_Written exercise_
Nothing but the lines from the one containing "Decode this image" to the end of the data should be returned, exactly as written; pictures are omitted.

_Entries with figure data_
┌──
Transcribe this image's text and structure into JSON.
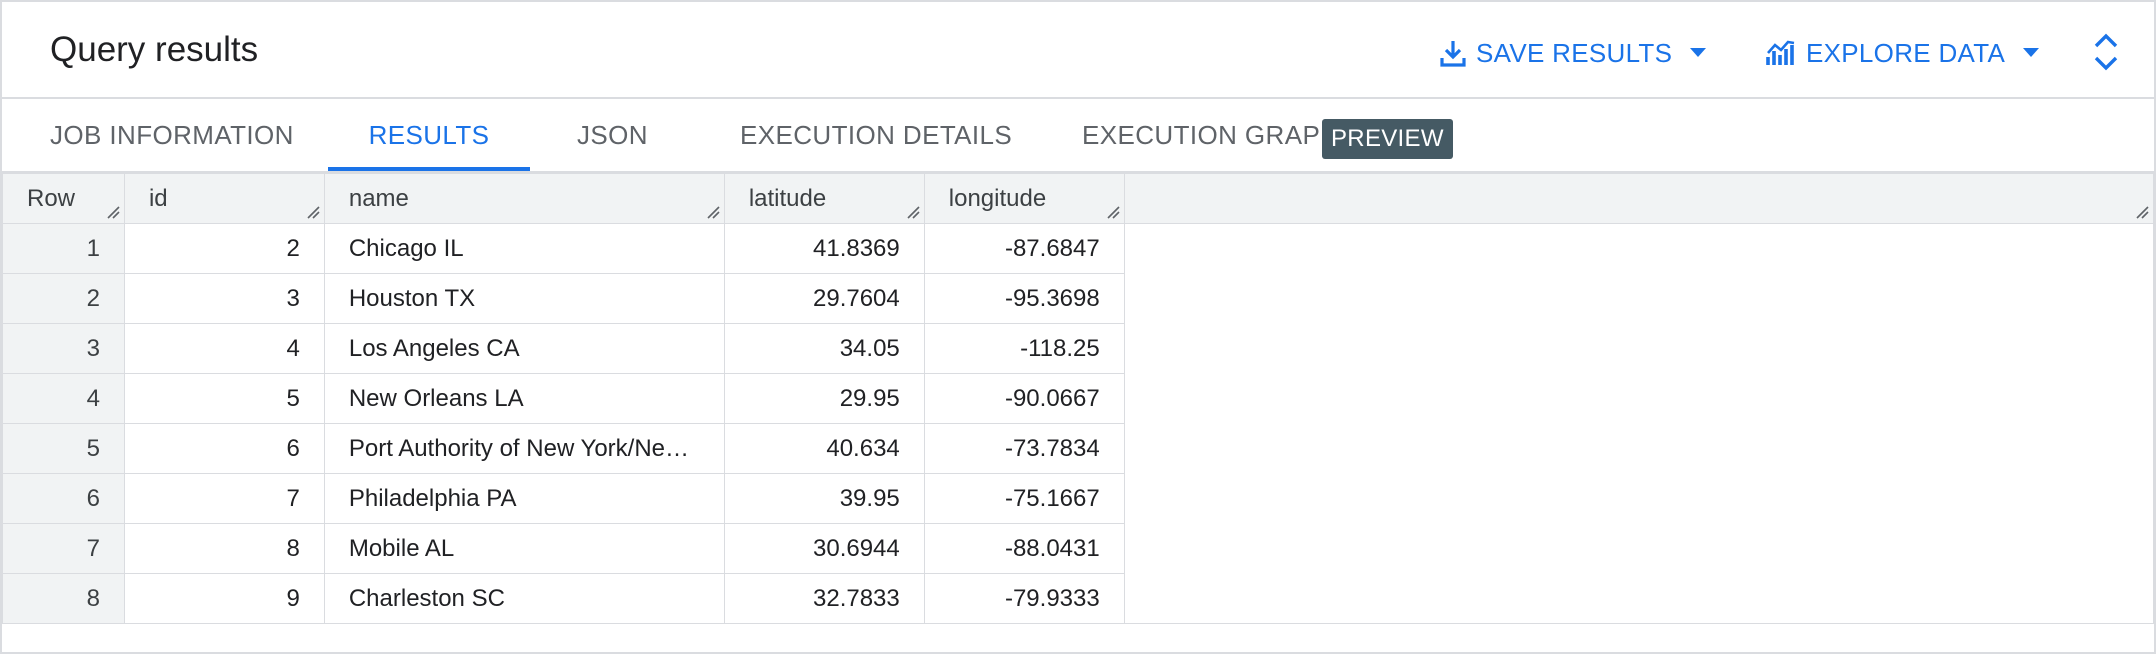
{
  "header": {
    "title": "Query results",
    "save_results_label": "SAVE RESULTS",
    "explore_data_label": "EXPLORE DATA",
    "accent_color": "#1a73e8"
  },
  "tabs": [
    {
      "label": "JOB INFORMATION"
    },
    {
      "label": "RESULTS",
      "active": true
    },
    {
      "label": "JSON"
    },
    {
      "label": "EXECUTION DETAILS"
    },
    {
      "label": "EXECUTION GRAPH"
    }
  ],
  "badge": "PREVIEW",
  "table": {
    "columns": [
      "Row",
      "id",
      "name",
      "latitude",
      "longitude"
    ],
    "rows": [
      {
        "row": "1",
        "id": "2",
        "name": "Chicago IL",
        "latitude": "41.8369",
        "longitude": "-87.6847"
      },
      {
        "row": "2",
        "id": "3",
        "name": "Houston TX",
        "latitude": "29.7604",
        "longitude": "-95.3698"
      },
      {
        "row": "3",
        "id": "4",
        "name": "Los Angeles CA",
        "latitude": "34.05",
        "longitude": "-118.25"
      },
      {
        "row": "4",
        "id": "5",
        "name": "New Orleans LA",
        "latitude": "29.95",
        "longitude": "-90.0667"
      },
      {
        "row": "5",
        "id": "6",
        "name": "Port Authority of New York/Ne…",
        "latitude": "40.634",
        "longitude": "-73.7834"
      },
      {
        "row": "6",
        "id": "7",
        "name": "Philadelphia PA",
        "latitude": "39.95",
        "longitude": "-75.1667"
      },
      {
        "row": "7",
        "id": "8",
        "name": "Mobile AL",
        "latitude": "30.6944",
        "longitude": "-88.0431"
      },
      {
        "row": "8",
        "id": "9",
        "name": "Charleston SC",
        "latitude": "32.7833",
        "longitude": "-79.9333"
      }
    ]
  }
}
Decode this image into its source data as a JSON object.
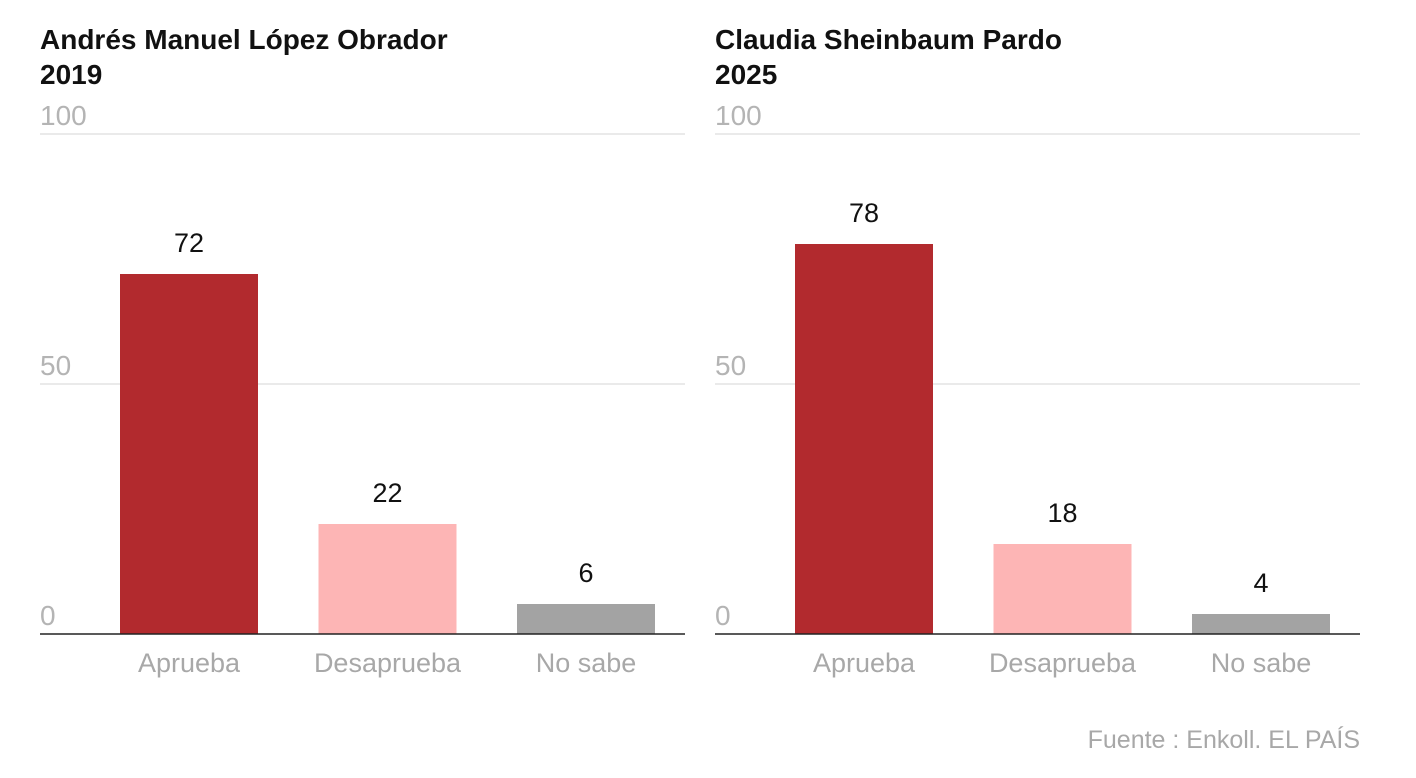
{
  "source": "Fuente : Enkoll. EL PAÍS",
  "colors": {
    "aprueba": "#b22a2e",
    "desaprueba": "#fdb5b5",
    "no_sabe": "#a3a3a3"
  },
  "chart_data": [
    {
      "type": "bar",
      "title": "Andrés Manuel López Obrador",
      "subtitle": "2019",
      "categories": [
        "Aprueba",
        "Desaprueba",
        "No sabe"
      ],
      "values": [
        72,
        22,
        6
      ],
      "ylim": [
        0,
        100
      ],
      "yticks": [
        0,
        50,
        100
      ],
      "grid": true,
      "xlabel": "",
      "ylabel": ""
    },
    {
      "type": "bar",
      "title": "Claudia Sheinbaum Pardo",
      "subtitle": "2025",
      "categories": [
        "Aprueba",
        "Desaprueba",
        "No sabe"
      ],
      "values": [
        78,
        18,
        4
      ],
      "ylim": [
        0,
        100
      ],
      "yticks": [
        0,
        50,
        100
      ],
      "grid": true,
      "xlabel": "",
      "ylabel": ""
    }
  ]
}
└──
_The result_
Decode this image into its source data as a JSON object.
{
  "source": "Fuente : Enkoll. EL PAÍS",
  "colors": {
    "aprueba": "#b22a2e",
    "desaprueba": "#fdb5b5",
    "no_sabe": "#a3a3a3"
  },
  "chart_data": [
    {
      "type": "bar",
      "title": "Andrés Manuel López Obrador",
      "subtitle": "2019",
      "categories": [
        "Aprueba",
        "Desaprueba",
        "No sabe"
      ],
      "values": [
        72,
        22,
        6
      ],
      "ylim": [
        0,
        100
      ],
      "yticks": [
        0,
        50,
        100
      ],
      "grid": true,
      "xlabel": "",
      "ylabel": ""
    },
    {
      "type": "bar",
      "title": "Claudia Sheinbaum Pardo",
      "subtitle": "2025",
      "categories": [
        "Aprueba",
        "Desaprueba",
        "No sabe"
      ],
      "values": [
        78,
        18,
        4
      ],
      "ylim": [
        0,
        100
      ],
      "yticks": [
        0,
        50,
        100
      ],
      "grid": true,
      "xlabel": "",
      "ylabel": ""
    }
  ]
}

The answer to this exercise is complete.